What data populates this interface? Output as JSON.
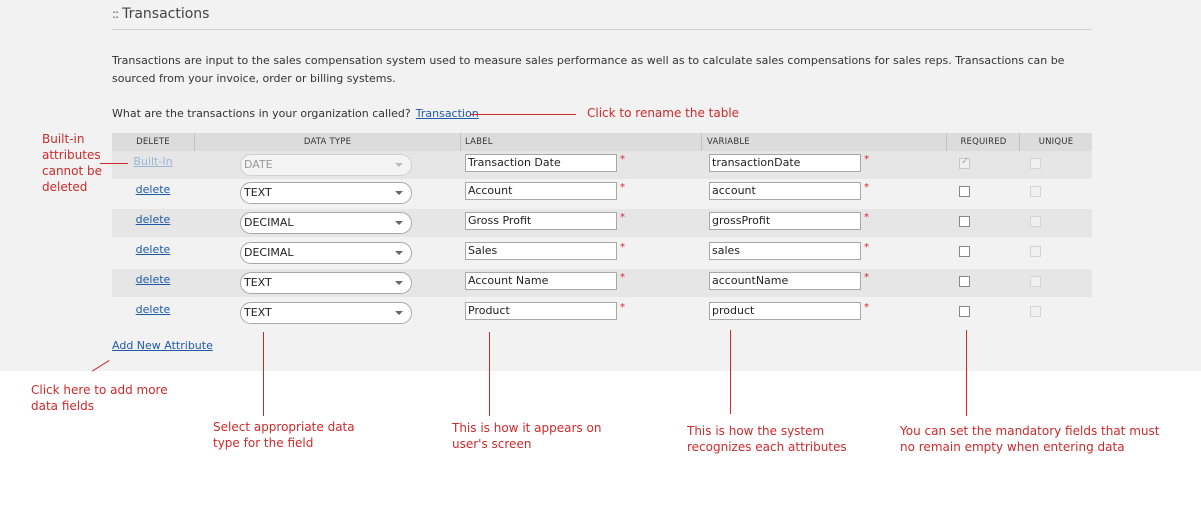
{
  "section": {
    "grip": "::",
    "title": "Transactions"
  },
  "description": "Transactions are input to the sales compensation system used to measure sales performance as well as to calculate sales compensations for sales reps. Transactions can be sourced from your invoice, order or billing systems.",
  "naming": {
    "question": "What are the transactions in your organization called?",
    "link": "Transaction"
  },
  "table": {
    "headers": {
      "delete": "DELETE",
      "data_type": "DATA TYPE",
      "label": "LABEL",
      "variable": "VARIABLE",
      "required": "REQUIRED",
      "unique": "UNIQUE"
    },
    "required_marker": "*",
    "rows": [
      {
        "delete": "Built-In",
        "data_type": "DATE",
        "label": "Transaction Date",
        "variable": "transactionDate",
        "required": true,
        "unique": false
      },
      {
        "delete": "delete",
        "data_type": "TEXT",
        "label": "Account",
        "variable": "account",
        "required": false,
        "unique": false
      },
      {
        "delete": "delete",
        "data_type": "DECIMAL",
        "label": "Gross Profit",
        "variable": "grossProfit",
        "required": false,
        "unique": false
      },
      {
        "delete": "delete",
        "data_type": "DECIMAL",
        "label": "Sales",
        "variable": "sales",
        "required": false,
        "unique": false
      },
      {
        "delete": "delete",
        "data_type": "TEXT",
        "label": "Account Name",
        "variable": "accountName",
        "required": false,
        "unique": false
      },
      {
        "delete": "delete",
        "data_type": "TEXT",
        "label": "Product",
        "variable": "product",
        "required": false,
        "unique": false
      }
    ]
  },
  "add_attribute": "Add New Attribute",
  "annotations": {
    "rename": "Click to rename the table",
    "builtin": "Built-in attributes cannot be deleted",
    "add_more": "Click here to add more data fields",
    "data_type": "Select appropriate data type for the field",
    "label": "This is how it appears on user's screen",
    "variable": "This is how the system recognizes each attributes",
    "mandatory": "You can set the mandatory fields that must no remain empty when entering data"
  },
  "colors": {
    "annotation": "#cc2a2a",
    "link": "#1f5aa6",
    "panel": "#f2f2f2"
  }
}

◆ ◆ ◆ ◆ ◆ ◆ ◆

== WHAT YOU SHOULD DO ==
List every line above that holds the word "Built".

== ANSWER BELOW ==
        "delete": "Built-In",
    "builtin": "Built-in attributes cannot be deleted",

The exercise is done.